JOB: Write the count of lines that contain the word "footer" and nothing else.

EXERCISE DATA:
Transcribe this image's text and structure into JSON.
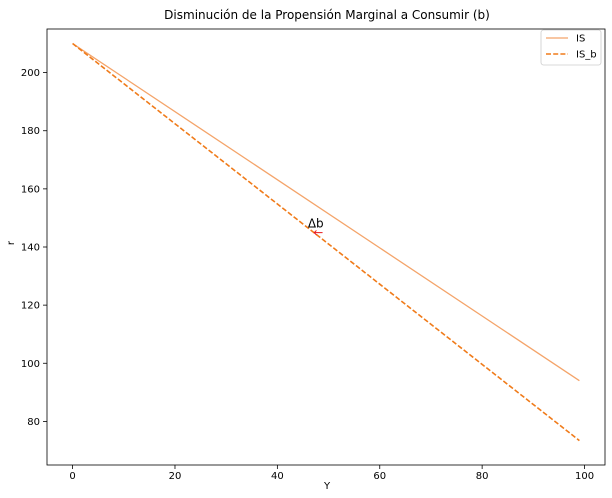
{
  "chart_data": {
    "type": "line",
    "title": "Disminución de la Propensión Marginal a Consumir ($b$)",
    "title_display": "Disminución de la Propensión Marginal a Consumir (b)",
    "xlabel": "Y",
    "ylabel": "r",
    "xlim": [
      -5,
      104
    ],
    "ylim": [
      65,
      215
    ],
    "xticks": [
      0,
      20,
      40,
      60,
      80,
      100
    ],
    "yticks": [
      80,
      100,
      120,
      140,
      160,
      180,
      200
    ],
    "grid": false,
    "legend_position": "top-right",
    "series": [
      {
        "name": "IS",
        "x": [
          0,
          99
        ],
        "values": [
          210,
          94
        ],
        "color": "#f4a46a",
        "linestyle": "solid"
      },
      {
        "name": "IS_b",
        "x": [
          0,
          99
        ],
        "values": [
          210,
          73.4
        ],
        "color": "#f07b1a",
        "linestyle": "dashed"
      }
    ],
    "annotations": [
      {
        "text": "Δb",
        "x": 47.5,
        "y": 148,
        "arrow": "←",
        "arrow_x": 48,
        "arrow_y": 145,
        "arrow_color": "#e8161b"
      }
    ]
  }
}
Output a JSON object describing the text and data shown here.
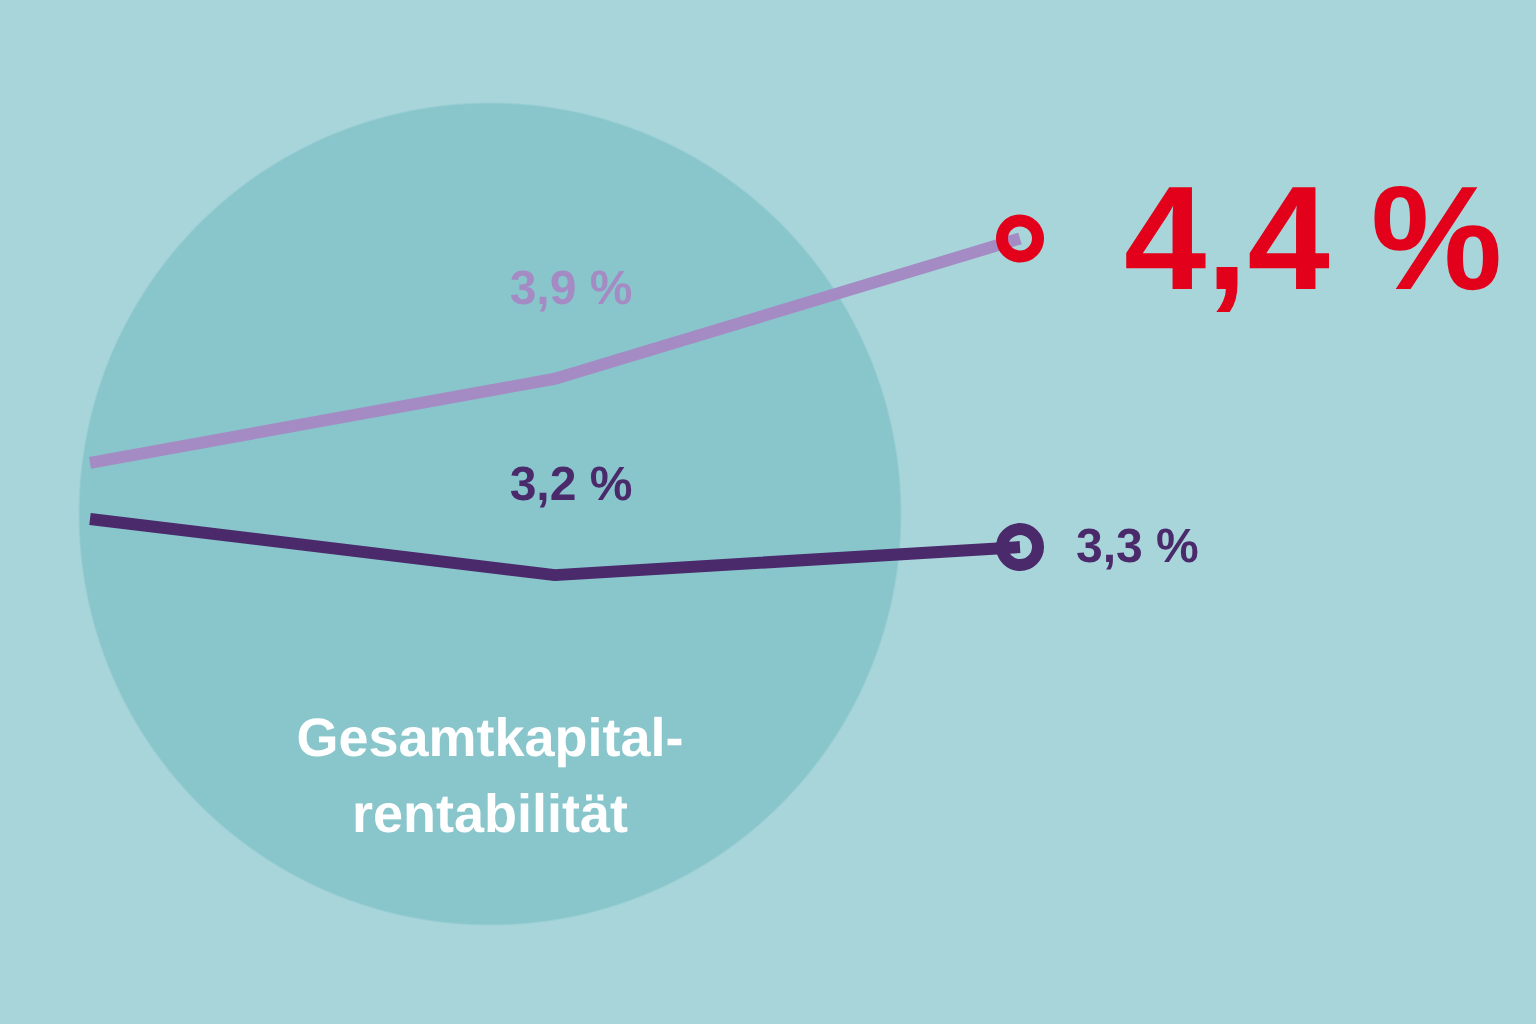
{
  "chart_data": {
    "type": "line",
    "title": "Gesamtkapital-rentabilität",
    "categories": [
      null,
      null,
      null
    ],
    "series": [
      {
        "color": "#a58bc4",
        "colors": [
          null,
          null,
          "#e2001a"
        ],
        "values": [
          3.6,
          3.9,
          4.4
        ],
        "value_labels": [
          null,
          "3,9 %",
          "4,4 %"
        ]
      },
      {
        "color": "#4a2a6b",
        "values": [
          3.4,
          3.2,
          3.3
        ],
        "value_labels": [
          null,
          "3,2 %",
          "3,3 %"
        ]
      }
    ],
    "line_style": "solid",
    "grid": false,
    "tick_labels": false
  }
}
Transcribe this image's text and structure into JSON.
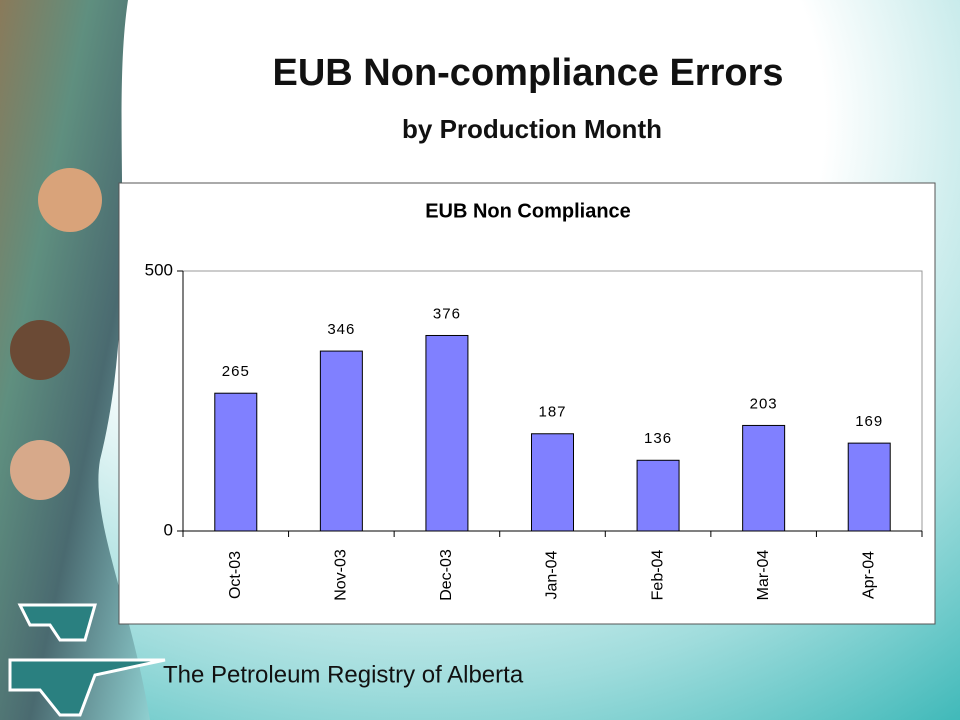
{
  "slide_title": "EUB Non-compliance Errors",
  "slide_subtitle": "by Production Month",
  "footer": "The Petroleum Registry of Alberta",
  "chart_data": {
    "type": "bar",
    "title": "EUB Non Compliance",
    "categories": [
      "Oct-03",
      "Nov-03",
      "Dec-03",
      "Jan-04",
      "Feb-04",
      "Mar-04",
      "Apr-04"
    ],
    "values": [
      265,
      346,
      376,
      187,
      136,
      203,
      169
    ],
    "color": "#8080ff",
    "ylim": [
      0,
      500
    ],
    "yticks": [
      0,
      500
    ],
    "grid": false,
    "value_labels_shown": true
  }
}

--

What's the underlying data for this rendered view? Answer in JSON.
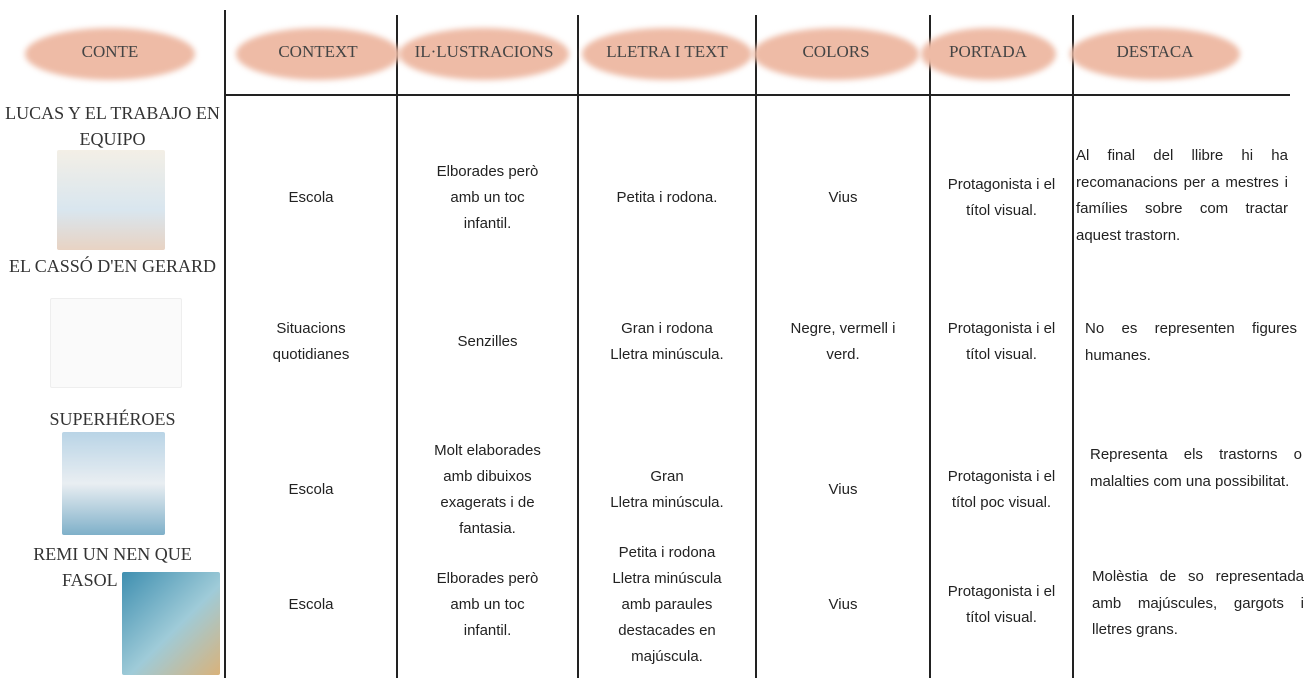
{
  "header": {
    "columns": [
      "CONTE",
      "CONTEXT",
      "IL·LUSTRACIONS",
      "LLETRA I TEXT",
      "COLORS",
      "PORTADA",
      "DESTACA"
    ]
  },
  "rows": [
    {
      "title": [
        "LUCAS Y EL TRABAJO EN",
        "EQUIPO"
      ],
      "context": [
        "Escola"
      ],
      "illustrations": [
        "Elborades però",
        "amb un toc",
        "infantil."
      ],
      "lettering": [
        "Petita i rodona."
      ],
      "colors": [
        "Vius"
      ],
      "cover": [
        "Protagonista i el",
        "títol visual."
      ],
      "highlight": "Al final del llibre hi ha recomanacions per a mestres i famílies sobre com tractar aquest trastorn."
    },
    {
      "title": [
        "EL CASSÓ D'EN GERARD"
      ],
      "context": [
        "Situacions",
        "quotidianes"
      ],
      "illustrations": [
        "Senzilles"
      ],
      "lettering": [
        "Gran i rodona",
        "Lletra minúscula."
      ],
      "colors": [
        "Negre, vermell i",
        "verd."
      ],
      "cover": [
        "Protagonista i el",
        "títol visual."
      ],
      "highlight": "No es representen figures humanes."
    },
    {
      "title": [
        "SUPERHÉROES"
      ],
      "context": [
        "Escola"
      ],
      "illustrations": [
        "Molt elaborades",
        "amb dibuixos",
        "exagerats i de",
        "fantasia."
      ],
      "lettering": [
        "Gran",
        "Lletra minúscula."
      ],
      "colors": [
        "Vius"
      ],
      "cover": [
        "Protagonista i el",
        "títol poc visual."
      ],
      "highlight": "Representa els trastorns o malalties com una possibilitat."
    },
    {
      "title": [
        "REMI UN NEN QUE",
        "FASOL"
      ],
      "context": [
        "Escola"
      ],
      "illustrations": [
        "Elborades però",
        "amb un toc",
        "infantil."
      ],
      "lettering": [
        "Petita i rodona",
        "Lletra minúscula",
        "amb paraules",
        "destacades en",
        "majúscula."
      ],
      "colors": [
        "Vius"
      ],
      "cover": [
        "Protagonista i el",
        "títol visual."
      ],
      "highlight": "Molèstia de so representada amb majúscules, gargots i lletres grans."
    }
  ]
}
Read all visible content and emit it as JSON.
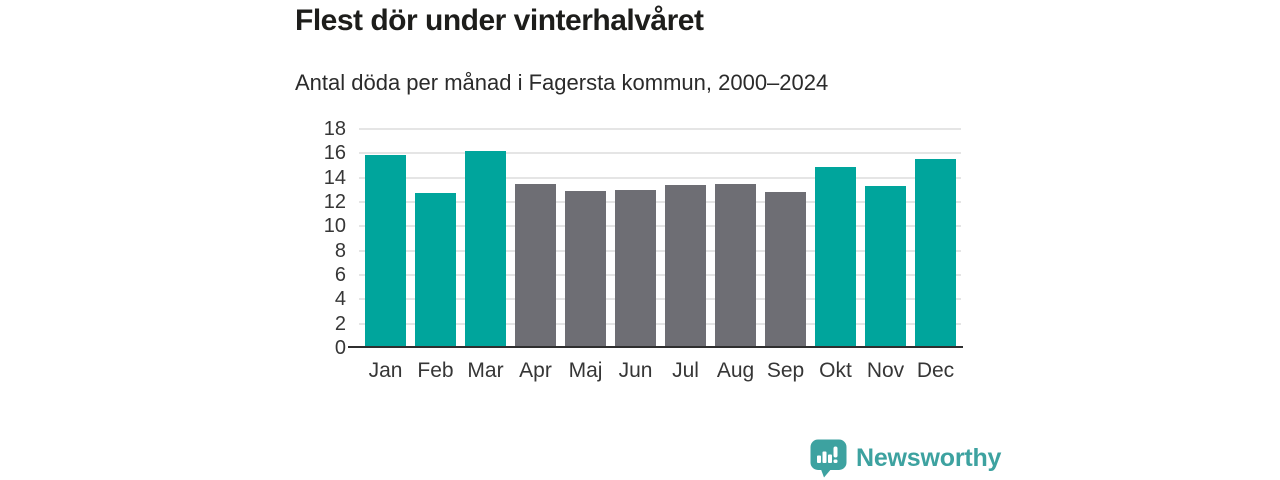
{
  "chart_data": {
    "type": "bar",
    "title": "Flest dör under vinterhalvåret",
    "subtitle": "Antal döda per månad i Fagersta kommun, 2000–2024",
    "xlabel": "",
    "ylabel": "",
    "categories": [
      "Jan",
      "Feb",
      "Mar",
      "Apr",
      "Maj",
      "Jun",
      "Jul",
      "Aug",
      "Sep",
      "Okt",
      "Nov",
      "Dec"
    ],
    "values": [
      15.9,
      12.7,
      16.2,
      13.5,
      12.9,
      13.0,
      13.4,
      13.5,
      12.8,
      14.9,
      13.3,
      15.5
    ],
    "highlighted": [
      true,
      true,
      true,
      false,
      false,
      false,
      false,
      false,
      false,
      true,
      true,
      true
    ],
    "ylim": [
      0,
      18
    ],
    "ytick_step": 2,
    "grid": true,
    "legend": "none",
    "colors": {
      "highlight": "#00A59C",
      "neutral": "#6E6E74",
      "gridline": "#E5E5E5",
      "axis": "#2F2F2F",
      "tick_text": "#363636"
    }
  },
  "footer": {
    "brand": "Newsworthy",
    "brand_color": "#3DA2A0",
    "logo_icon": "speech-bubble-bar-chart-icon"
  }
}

RESPONSE TO THE EXERCISE: 2